The O(n) Club: Is Subsequence: Why Order Matters (and Coffee Helps)

The O(n) Club: Is Subsequence — Why Order Matters (and Coffee Helps)

⚡ TL;DR

Checking if s is a subsequence of t? Don’t waste your time (or caffeine) generating every possible subsequence. Just point at things—literally. Use two pointers. Behold Java minimalism:

// Brute, but crystal clear. Please don’t interview with this!
public boolean isSubsequence(String s, String t) {
    int sIdx = 0;
    for (int tIdx = 0; tIdx < t.length() && sIdx < s.length(); tIdx++) {
        if (s.charAt(sIdx) == t.charAt(tIdx)) sIdx++;
    }
    return sIdx == s.length();
}

🧠 How Devs Usually Mess This Up

If we got a free drink every time someone confused subsequence and substring, Starbucks would be out of beans. Common blunders:

  • Subsequence != Substring: “ace” can be a subsequence of “abcde”, but unless it’s all together (it’s not), it’s NOT a substring.
  • The All-You-Can-Skip Buffet: You can skip as many characters in t as your heart desires, as long as the order of s is preserved. No shuffling. This isn’t a playlist.
  • The Brute Force Party: Generating all of t’s subsequences is like buying tickets for every possible bus route—sure, you’ll get there eventually, but why are you doing this to yourself?

🔍 What’s Actually Going On

It’s like a chef taste-testing soup, looking for just the right ingredients (in the correct order): Tip the ladle into the ‘t’ pot, peeking for “s” flavors. For each matching taste, chop-chop: advance the ‘s’ index. If the chef’s list (s) empties before the soup runs out (t), congrats—you’ve recreated grandma’s subsequence recipe. If not, dinner’s off.

> Data shown

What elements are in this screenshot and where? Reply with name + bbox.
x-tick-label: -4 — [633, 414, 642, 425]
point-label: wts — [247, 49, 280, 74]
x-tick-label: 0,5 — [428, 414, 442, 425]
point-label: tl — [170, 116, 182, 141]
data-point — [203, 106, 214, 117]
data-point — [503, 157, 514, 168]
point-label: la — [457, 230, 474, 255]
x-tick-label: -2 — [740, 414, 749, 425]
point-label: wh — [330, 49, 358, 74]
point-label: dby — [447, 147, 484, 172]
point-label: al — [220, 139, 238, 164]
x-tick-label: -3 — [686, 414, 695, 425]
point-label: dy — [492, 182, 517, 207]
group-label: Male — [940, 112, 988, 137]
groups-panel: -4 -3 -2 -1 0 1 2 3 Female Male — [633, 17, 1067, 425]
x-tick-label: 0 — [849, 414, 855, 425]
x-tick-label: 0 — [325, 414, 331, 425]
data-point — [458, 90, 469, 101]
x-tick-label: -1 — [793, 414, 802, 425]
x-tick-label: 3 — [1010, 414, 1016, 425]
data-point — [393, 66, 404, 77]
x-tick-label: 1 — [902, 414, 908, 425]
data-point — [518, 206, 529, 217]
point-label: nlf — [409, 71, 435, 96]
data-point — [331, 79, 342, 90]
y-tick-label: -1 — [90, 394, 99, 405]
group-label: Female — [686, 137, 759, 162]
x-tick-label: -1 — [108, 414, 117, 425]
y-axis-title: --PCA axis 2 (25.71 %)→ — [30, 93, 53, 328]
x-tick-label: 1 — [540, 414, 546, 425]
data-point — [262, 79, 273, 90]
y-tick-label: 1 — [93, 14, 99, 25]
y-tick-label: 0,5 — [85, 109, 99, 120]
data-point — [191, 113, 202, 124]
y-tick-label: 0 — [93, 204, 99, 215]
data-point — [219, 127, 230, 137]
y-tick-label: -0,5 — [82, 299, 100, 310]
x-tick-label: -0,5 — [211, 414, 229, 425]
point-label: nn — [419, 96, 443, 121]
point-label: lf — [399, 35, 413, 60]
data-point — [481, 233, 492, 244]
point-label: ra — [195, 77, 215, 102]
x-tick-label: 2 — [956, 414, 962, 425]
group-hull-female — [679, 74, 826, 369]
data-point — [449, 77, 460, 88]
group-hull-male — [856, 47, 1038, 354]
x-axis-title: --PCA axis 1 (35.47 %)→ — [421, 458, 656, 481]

> Problems and tasks
#1 Please rewrite the paragraph of the subsequence article that begins "It’s like a chef taste-testing soup" as a short list of steps, keeping its main facts.
#2 In the subsequence article, why is "ace" a subsequence of "abcde" but not a substring of it?

> Answers in order
#1
- Scan through t, looking for the characters of s in their correct order.
- Each time a character of t matches the current character of s, advance the s index.
- If every character of s is matched before t runs out, s is a subsequence of t.
- If not, it isn't.

#2 A substring must appear all together, and the letters of "ace" are not together in "abcde". A subsequence only has to keep the order of s, so characters in t can be skipped.